Written task:
Among the records that follow, count the lines with the string "name"; report only that count.

--- Given records ---

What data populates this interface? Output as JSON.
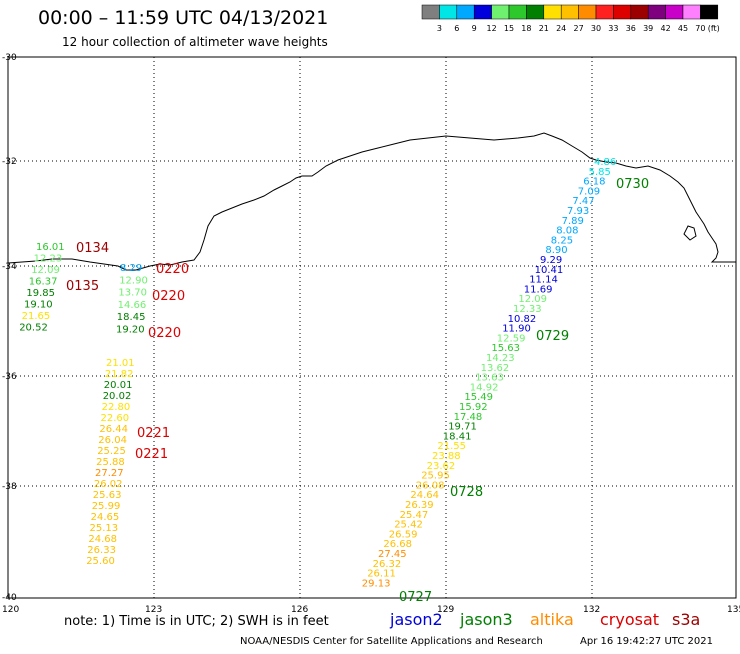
{
  "header": {
    "title": "00:00 – 11:59 UTC 04/13/2021",
    "subtitle": "12 hour collection of altimeter wave heights"
  },
  "colorbar": {
    "colors": [
      "#7f7f7f",
      "#00e5e5",
      "#00a8ff",
      "#0000dc",
      "#6ff06f",
      "#2cc82c",
      "#007f00",
      "#ffe000",
      "#ffc000",
      "#ff8c00",
      "#ff2020",
      "#dc0000",
      "#9c0000",
      "#7f007f",
      "#c800c8",
      "#ff80ff",
      "#000000"
    ],
    "tick_labels": [
      "3",
      "6",
      "9",
      "12",
      "15",
      "18",
      "21",
      "24",
      "27",
      "30",
      "33",
      "36",
      "39",
      "42",
      "45",
      "70"
    ],
    "unit": "(ft)"
  },
  "axes": {
    "lat_labels": [
      "-30",
      "-32",
      "-34",
      "-36",
      "-38",
      "-40"
    ],
    "lon_labels": [
      "120",
      "123",
      "126",
      "129",
      "132",
      "135"
    ]
  },
  "passes": [
    {
      "time": "0134",
      "color": "#9c0000"
    },
    {
      "time": "0135",
      "color": "#9c0000"
    },
    {
      "time": "0220",
      "color": "#dc0000"
    },
    {
      "time": "0220",
      "color": "#dc0000"
    },
    {
      "time": "0220",
      "color": "#dc0000"
    },
    {
      "time": "0221",
      "color": "#dc0000"
    },
    {
      "time": "0221",
      "color": "#dc0000"
    },
    {
      "time": "0730",
      "color": "#007f00"
    },
    {
      "time": "0729",
      "color": "#007f00"
    },
    {
      "time": "0728",
      "color": "#007f00"
    },
    {
      "time": "0727",
      "color": "#007f00"
    }
  ],
  "wave_values": {
    "west": [
      "16.01",
      "12.23",
      "12.09",
      "16.37",
      "19.85",
      "19.10",
      "21.65",
      "20.52"
    ],
    "mid_north": [
      "8.29",
      "12.90",
      "13.70",
      "14.66",
      "18.45",
      "19.20"
    ],
    "mid_south": [
      "21.01",
      "21.82",
      "20.01",
      "20.02",
      "22.80",
      "22.60",
      "26.44",
      "26.04",
      "25.25",
      "25.88",
      "27.27",
      "26.02",
      "25.63",
      "25.99",
      "24.65",
      "25.13",
      "24.68",
      "26.33",
      "25.60"
    ],
    "east_track": [
      "4.86",
      "5.85",
      "6.18",
      "7.09",
      "7.47",
      "7.93",
      "7.89",
      "8.08",
      "8.25",
      "8.90",
      "9.29",
      "10.41",
      "11.14",
      "11.69",
      "12.09",
      "12.33",
      "10.82",
      "11.90",
      "12.59",
      "15.63",
      "14.23",
      "13.62",
      "13.63",
      "14.92",
      "15.49",
      "15.92",
      "17.48",
      "19.71",
      "18.41",
      "21.55",
      "23.88",
      "23.62",
      "25.95",
      "26.08",
      "24.64",
      "26.39",
      "25.47",
      "25.42",
      "26.59",
      "26.68",
      "27.45",
      "26.32",
      "26.11",
      "29.13"
    ]
  },
  "footer": {
    "note": "note: 1) Time is in UTC; 2) SWH is in feet",
    "legend": [
      {
        "name": "jason2",
        "color": "#0000dc"
      },
      {
        "name": "jason3",
        "color": "#007f00"
      },
      {
        "name": "altika",
        "color": "#ff8c00"
      },
      {
        "name": "cryosat",
        "color": "#dc0000"
      },
      {
        "name": "s3a",
        "color": "#9c0000"
      }
    ],
    "credit": "NOAA/NESDIS Center for Satellite Applications and Research",
    "timestamp": "Apr 16 19:42:27 UTC 2021"
  }
}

---

Answer for this exercise:
5